What is asked
Look through the entries below and count the lines with the word "this" in them; give only the number.

.....

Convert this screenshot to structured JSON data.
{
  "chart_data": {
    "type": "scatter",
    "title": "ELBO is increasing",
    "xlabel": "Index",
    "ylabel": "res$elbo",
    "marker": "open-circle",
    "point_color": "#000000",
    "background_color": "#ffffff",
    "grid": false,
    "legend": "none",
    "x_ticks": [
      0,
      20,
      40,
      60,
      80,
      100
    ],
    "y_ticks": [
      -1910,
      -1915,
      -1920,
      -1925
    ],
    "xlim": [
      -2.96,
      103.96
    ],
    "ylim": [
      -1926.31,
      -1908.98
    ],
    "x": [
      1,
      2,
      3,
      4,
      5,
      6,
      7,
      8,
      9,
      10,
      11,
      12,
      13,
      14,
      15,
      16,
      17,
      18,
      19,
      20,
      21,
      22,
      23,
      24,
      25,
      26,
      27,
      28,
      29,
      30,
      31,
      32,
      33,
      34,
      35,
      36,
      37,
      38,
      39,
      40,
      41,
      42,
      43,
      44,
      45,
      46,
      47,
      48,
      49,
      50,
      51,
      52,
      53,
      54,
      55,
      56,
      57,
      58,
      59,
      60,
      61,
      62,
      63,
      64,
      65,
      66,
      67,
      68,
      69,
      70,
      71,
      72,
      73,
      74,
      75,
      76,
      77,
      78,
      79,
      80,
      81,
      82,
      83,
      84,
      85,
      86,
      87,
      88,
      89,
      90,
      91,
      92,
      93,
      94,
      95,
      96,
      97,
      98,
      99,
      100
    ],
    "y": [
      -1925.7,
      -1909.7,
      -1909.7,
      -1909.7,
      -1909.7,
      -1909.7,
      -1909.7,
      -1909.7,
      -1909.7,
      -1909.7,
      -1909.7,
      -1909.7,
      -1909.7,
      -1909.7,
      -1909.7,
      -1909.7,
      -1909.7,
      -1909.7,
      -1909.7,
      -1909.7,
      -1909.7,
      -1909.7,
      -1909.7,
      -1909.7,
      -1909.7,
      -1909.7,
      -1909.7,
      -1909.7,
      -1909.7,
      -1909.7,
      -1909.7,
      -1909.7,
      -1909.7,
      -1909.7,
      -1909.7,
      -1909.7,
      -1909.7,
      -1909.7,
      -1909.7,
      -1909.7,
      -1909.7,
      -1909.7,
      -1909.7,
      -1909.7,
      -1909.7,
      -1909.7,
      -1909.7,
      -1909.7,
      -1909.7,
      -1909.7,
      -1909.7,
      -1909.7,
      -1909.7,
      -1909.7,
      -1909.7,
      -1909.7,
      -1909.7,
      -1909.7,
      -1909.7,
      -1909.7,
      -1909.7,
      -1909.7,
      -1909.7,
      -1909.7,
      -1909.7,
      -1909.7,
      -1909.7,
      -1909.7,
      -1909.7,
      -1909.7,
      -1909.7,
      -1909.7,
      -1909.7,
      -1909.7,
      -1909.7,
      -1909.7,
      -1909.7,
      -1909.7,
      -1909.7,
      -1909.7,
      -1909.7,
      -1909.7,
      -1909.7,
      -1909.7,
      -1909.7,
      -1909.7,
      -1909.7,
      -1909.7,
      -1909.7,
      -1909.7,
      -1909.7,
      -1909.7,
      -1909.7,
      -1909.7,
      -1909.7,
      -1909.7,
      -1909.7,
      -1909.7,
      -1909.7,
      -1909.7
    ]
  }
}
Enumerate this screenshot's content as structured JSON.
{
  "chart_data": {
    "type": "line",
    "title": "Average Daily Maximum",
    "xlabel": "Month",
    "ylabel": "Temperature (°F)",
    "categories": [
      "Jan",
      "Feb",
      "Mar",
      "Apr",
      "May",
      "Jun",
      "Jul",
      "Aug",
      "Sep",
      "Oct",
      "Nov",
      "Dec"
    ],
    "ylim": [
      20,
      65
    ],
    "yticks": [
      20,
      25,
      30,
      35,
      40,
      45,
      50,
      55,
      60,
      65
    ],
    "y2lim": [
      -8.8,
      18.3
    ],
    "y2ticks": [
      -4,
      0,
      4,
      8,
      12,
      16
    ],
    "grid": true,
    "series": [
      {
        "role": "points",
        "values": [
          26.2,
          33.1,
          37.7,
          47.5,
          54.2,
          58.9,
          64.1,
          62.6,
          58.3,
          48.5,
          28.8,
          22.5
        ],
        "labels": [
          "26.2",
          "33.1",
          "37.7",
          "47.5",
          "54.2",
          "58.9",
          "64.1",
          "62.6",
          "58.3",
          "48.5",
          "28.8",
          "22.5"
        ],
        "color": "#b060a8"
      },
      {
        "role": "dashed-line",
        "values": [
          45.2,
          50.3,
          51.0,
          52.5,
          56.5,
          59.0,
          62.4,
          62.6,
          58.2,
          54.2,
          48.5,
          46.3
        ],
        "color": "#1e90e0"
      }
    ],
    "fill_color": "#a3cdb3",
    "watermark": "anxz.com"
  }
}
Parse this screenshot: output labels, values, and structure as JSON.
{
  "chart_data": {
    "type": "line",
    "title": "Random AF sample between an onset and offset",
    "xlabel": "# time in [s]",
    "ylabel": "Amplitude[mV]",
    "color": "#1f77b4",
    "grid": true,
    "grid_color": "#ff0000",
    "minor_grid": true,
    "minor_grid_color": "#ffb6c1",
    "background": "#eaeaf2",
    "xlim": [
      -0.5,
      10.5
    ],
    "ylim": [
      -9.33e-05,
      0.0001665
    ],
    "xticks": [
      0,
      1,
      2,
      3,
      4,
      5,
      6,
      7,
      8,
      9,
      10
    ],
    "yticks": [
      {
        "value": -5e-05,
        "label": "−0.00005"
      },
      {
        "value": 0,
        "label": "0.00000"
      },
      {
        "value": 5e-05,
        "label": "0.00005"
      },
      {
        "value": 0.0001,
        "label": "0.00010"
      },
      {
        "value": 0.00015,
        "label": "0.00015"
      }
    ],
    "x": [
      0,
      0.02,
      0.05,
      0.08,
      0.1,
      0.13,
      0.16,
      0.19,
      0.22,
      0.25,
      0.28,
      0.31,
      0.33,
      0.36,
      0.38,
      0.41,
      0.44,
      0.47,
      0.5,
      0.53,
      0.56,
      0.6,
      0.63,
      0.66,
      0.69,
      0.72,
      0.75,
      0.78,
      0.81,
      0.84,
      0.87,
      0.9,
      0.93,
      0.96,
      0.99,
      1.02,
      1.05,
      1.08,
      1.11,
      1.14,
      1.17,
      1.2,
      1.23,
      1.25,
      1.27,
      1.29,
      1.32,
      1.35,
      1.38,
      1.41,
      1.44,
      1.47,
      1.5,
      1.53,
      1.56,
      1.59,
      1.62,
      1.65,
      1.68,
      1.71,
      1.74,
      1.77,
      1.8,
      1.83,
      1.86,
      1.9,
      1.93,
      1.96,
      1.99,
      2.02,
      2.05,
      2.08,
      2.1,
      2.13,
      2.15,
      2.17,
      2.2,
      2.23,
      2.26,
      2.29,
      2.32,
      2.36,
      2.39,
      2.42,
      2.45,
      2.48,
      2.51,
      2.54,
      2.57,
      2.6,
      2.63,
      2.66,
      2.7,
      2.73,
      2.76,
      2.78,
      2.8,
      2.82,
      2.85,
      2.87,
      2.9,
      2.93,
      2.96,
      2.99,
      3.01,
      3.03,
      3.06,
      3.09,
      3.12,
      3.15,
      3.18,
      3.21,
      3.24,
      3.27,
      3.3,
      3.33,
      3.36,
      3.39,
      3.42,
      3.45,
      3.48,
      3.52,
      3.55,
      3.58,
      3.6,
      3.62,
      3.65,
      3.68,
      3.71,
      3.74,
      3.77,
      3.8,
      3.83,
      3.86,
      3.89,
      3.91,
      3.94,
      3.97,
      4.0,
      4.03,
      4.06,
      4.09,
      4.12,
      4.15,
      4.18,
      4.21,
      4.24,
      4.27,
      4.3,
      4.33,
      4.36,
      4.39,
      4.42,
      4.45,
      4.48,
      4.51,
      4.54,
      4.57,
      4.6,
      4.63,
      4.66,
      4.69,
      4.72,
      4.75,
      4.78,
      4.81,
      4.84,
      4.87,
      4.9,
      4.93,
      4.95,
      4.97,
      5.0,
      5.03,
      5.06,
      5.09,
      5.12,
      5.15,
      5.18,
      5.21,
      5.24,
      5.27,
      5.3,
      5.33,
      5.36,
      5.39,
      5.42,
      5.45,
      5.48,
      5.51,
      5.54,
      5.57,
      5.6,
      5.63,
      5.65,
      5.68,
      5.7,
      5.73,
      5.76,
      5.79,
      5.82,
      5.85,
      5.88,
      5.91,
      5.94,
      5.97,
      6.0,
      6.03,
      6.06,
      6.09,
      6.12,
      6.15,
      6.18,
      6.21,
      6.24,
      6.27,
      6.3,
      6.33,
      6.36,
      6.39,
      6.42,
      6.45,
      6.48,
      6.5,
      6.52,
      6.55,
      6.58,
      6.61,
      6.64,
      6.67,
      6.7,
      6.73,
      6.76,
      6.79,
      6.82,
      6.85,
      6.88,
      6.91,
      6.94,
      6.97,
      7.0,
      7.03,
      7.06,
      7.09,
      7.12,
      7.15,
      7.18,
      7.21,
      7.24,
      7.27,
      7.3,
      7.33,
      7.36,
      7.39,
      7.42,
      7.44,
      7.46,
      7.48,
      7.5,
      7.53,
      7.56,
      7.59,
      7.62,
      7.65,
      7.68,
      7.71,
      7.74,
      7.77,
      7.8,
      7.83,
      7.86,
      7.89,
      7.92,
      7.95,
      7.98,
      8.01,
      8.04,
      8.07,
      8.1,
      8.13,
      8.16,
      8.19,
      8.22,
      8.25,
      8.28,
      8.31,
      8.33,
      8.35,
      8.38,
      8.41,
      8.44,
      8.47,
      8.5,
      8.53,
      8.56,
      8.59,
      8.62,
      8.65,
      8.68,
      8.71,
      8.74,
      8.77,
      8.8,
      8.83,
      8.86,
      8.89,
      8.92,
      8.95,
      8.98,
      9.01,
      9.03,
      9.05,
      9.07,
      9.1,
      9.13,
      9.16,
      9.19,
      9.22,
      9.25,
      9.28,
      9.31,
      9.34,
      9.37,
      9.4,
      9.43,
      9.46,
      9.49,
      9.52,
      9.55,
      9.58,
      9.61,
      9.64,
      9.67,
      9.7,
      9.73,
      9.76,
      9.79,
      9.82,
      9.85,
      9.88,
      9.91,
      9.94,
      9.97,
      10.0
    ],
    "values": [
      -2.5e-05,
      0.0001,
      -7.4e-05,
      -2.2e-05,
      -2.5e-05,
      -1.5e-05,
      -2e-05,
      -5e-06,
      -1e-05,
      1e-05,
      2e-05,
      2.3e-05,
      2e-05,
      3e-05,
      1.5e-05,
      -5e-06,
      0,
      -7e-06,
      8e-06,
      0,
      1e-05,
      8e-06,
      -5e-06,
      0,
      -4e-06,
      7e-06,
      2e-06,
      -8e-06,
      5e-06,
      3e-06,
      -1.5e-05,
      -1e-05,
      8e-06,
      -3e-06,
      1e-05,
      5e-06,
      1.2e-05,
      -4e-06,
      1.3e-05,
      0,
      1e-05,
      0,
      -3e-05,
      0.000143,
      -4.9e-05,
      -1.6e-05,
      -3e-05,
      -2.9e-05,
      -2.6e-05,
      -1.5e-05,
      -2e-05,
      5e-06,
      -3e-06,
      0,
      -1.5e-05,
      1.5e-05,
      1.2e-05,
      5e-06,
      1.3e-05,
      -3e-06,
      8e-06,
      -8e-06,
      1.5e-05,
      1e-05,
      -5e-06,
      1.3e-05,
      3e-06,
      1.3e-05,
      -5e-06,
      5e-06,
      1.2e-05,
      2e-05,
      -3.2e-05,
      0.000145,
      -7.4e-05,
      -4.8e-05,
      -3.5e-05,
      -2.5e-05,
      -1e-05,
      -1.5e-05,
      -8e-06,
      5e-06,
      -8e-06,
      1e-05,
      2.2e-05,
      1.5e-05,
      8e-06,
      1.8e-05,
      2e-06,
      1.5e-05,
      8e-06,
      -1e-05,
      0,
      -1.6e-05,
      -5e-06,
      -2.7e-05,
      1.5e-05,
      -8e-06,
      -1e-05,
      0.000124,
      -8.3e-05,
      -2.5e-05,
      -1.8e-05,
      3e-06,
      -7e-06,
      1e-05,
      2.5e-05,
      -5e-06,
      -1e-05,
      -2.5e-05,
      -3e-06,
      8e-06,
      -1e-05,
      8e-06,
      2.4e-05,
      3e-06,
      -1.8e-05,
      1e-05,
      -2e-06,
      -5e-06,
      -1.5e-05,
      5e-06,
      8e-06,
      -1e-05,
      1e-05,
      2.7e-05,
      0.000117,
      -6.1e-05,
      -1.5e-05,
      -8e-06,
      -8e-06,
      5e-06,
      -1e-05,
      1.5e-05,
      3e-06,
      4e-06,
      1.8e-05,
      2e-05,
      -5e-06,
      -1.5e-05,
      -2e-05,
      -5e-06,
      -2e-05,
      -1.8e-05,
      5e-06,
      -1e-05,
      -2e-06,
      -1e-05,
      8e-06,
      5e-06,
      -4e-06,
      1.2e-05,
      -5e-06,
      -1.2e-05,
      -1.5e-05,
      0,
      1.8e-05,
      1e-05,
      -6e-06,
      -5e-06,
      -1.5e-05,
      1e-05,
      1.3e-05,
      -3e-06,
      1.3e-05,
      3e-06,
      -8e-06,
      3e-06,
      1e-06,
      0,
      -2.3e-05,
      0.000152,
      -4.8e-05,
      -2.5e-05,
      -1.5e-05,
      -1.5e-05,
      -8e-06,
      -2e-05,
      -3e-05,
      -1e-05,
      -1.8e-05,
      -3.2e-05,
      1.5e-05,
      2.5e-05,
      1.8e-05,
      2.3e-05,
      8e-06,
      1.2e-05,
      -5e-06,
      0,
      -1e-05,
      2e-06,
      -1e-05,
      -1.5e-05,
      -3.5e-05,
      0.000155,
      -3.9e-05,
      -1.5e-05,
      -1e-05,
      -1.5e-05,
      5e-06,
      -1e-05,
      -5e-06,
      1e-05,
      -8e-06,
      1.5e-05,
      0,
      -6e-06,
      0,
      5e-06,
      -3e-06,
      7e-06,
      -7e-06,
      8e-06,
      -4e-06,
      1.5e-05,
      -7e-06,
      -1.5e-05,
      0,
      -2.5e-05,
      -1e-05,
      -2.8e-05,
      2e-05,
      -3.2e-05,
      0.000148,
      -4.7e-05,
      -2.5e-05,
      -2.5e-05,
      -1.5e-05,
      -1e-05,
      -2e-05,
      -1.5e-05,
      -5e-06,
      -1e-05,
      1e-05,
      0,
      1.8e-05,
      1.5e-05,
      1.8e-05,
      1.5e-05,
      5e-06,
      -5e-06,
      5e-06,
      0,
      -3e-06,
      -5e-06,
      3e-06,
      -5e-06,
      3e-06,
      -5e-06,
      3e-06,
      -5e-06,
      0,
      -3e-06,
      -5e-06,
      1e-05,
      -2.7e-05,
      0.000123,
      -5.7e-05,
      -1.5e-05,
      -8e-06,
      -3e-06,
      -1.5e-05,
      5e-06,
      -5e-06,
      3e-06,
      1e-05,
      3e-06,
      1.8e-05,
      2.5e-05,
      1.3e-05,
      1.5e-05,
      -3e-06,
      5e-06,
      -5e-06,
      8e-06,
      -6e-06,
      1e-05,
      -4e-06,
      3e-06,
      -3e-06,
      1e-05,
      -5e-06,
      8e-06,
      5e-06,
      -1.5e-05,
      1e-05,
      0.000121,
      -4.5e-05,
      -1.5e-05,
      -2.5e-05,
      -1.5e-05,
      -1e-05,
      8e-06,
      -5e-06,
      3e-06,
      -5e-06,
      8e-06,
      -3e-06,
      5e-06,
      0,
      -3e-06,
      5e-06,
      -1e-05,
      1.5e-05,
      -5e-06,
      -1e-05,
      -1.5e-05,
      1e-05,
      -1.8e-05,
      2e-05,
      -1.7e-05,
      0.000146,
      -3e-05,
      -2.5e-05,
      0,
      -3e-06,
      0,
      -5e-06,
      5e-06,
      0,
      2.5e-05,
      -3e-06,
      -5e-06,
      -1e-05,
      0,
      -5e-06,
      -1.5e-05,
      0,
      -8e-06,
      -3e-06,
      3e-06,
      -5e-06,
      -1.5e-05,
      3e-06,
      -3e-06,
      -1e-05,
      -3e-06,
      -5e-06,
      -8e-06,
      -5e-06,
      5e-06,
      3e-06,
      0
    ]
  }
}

.....

Full response
3